**WHAT TO PRODUCE**
Reproduce the listing below without any change.

--- START PROVIDED ENTRIES ---

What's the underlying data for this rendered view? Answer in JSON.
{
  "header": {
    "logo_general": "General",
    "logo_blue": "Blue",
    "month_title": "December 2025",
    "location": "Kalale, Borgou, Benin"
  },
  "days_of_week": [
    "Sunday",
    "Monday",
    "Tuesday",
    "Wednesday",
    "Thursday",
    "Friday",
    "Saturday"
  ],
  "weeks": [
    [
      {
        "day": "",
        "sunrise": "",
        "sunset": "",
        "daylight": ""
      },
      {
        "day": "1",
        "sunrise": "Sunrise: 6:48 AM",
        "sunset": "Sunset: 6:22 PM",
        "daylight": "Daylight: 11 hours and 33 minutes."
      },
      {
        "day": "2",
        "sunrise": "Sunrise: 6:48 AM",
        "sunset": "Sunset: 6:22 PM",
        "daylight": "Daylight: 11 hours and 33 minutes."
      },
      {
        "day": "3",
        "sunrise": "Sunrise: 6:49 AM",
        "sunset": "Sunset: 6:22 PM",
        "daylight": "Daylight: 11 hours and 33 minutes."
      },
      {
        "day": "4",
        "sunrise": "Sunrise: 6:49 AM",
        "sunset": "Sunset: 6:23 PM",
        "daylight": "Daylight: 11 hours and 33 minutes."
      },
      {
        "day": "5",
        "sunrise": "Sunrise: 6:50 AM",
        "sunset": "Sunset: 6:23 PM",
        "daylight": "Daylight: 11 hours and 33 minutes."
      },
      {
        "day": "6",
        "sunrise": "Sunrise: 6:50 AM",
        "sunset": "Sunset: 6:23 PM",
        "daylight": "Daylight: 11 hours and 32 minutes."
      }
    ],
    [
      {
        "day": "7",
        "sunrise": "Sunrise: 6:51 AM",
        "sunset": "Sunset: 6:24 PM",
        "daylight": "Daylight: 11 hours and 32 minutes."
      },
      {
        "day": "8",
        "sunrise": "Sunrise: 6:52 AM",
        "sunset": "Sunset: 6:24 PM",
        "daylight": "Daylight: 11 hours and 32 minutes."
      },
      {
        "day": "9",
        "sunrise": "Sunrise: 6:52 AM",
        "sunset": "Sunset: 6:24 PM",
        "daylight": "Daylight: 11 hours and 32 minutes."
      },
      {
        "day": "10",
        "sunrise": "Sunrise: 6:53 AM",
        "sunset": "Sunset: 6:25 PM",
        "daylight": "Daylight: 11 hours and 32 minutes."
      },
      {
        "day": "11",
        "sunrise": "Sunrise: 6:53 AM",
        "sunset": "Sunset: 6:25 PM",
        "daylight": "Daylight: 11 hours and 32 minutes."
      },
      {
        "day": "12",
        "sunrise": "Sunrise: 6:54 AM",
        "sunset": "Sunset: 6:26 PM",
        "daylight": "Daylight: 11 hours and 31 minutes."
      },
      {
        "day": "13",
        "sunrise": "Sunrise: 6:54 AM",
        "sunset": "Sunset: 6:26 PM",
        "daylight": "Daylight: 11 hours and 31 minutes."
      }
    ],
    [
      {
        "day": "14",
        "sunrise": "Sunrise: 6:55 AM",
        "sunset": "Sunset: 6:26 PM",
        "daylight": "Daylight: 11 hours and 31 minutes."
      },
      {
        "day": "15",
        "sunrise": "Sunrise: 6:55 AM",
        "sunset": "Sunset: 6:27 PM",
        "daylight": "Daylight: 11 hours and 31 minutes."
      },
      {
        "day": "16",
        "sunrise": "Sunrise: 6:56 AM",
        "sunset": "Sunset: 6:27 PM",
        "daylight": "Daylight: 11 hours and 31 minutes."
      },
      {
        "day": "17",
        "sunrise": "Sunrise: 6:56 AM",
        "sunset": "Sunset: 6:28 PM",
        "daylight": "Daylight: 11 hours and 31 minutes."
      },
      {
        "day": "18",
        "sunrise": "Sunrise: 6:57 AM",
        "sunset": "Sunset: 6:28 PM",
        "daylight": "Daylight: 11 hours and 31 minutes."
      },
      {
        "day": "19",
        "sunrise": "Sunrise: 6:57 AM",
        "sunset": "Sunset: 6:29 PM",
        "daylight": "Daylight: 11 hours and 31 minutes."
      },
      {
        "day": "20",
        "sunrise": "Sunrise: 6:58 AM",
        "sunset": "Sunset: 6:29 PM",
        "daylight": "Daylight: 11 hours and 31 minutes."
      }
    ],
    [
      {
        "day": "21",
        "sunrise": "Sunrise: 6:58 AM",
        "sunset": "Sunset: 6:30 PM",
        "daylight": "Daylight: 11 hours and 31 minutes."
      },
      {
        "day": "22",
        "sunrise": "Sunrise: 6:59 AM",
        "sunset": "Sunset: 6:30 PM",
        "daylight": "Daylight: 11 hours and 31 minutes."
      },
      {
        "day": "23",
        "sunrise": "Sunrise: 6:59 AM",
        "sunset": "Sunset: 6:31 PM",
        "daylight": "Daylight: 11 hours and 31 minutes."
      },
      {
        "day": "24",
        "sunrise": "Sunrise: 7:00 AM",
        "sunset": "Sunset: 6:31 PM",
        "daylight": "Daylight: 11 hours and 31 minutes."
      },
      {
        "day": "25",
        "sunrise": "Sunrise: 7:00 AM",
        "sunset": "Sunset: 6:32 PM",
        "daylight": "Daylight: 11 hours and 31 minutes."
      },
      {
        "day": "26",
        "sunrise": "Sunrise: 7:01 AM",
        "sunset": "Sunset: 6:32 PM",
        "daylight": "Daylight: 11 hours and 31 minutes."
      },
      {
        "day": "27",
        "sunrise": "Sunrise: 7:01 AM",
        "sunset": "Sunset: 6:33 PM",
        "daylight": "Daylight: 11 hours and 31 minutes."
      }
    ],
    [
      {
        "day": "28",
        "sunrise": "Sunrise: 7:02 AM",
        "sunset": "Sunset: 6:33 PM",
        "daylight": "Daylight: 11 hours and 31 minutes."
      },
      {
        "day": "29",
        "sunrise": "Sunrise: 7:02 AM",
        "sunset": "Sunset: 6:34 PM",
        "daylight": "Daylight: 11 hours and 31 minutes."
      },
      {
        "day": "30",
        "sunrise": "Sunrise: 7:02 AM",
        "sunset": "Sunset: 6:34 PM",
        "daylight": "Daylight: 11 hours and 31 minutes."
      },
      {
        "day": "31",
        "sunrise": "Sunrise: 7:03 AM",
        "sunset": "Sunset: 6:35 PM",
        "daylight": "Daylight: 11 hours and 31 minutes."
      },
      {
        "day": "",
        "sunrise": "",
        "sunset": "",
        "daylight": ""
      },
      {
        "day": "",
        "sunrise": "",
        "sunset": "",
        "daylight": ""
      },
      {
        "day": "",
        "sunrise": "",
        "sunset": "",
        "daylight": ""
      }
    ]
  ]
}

--- END PROVIDED ENTRIES ---

**THE OUTPUT**
What's the underlying data for this rendered view? Answer in JSON.
{
  "header": {
    "logo_general": "General",
    "logo_blue": "Blue",
    "month_title": "December 2025",
    "location": "Kalale, Borgou, Benin"
  },
  "days_of_week": [
    "Sunday",
    "Monday",
    "Tuesday",
    "Wednesday",
    "Thursday",
    "Friday",
    "Saturday"
  ],
  "weeks": [
    [
      {
        "day": "",
        "sunrise": "",
        "sunset": "",
        "daylight": ""
      },
      {
        "day": "1",
        "sunrise": "Sunrise: 6:48 AM",
        "sunset": "Sunset: 6:22 PM",
        "daylight": "Daylight: 11 hours and 33 minutes."
      },
      {
        "day": "2",
        "sunrise": "Sunrise: 6:48 AM",
        "sunset": "Sunset: 6:22 PM",
        "daylight": "Daylight: 11 hours and 33 minutes."
      },
      {
        "day": "3",
        "sunrise": "Sunrise: 6:49 AM",
        "sunset": "Sunset: 6:22 PM",
        "daylight": "Daylight: 11 hours and 33 minutes."
      },
      {
        "day": "4",
        "sunrise": "Sunrise: 6:49 AM",
        "sunset": "Sunset: 6:23 PM",
        "daylight": "Daylight: 11 hours and 33 minutes."
      },
      {
        "day": "5",
        "sunrise": "Sunrise: 6:50 AM",
        "sunset": "Sunset: 6:23 PM",
        "daylight": "Daylight: 11 hours and 33 minutes."
      },
      {
        "day": "6",
        "sunrise": "Sunrise: 6:50 AM",
        "sunset": "Sunset: 6:23 PM",
        "daylight": "Daylight: 11 hours and 32 minutes."
      }
    ],
    [
      {
        "day": "7",
        "sunrise": "Sunrise: 6:51 AM",
        "sunset": "Sunset: 6:24 PM",
        "daylight": "Daylight: 11 hours and 32 minutes."
      },
      {
        "day": "8",
        "sunrise": "Sunrise: 6:52 AM",
        "sunset": "Sunset: 6:24 PM",
        "daylight": "Daylight: 11 hours and 32 minutes."
      },
      {
        "day": "9",
        "sunrise": "Sunrise: 6:52 AM",
        "sunset": "Sunset: 6:24 PM",
        "daylight": "Daylight: 11 hours and 32 minutes."
      },
      {
        "day": "10",
        "sunrise": "Sunrise: 6:53 AM",
        "sunset": "Sunset: 6:25 PM",
        "daylight": "Daylight: 11 hours and 32 minutes."
      },
      {
        "day": "11",
        "sunrise": "Sunrise: 6:53 AM",
        "sunset": "Sunset: 6:25 PM",
        "daylight": "Daylight: 11 hours and 32 minutes."
      },
      {
        "day": "12",
        "sunrise": "Sunrise: 6:54 AM",
        "sunset": "Sunset: 6:26 PM",
        "daylight": "Daylight: 11 hours and 31 minutes."
      },
      {
        "day": "13",
        "sunrise": "Sunrise: 6:54 AM",
        "sunset": "Sunset: 6:26 PM",
        "daylight": "Daylight: 11 hours and 31 minutes."
      }
    ],
    [
      {
        "day": "14",
        "sunrise": "Sunrise: 6:55 AM",
        "sunset": "Sunset: 6:26 PM",
        "daylight": "Daylight: 11 hours and 31 minutes."
      },
      {
        "day": "15",
        "sunrise": "Sunrise: 6:55 AM",
        "sunset": "Sunset: 6:27 PM",
        "daylight": "Daylight: 11 hours and 31 minutes."
      },
      {
        "day": "16",
        "sunrise": "Sunrise: 6:56 AM",
        "sunset": "Sunset: 6:27 PM",
        "daylight": "Daylight: 11 hours and 31 minutes."
      },
      {
        "day": "17",
        "sunrise": "Sunrise: 6:56 AM",
        "sunset": "Sunset: 6:28 PM",
        "daylight": "Daylight: 11 hours and 31 minutes."
      },
      {
        "day": "18",
        "sunrise": "Sunrise: 6:57 AM",
        "sunset": "Sunset: 6:28 PM",
        "daylight": "Daylight: 11 hours and 31 minutes."
      },
      {
        "day": "19",
        "sunrise": "Sunrise: 6:57 AM",
        "sunset": "Sunset: 6:29 PM",
        "daylight": "Daylight: 11 hours and 31 minutes."
      },
      {
        "day": "20",
        "sunrise": "Sunrise: 6:58 AM",
        "sunset": "Sunset: 6:29 PM",
        "daylight": "Daylight: 11 hours and 31 minutes."
      }
    ],
    [
      {
        "day": "21",
        "sunrise": "Sunrise: 6:58 AM",
        "sunset": "Sunset: 6:30 PM",
        "daylight": "Daylight: 11 hours and 31 minutes."
      },
      {
        "day": "22",
        "sunrise": "Sunrise: 6:59 AM",
        "sunset": "Sunset: 6:30 PM",
        "daylight": "Daylight: 11 hours and 31 minutes."
      },
      {
        "day": "23",
        "sunrise": "Sunrise: 6:59 AM",
        "sunset": "Sunset: 6:31 PM",
        "daylight": "Daylight: 11 hours and 31 minutes."
      },
      {
        "day": "24",
        "sunrise": "Sunrise: 7:00 AM",
        "sunset": "Sunset: 6:31 PM",
        "daylight": "Daylight: 11 hours and 31 minutes."
      },
      {
        "day": "25",
        "sunrise": "Sunrise: 7:00 AM",
        "sunset": "Sunset: 6:32 PM",
        "daylight": "Daylight: 11 hours and 31 minutes."
      },
      {
        "day": "26",
        "sunrise": "Sunrise: 7:01 AM",
        "sunset": "Sunset: 6:32 PM",
        "daylight": "Daylight: 11 hours and 31 minutes."
      },
      {
        "day": "27",
        "sunrise": "Sunrise: 7:01 AM",
        "sunset": "Sunset: 6:33 PM",
        "daylight": "Daylight: 11 hours and 31 minutes."
      }
    ],
    [
      {
        "day": "28",
        "sunrise": "Sunrise: 7:02 AM",
        "sunset": "Sunset: 6:33 PM",
        "daylight": "Daylight: 11 hours and 31 minutes."
      },
      {
        "day": "29",
        "sunrise": "Sunrise: 7:02 AM",
        "sunset": "Sunset: 6:34 PM",
        "daylight": "Daylight: 11 hours and 31 minutes."
      },
      {
        "day": "30",
        "sunrise": "Sunrise: 7:02 AM",
        "sunset": "Sunset: 6:34 PM",
        "daylight": "Daylight: 11 hours and 31 minutes."
      },
      {
        "day": "31",
        "sunrise": "Sunrise: 7:03 AM",
        "sunset": "Sunset: 6:35 PM",
        "daylight": "Daylight: 11 hours and 31 minutes."
      },
      {
        "day": "",
        "sunrise": "",
        "sunset": "",
        "daylight": ""
      },
      {
        "day": "",
        "sunrise": "",
        "sunset": "",
        "daylight": ""
      },
      {
        "day": "",
        "sunrise": "",
        "sunset": "",
        "daylight": ""
      }
    ]
  ]
}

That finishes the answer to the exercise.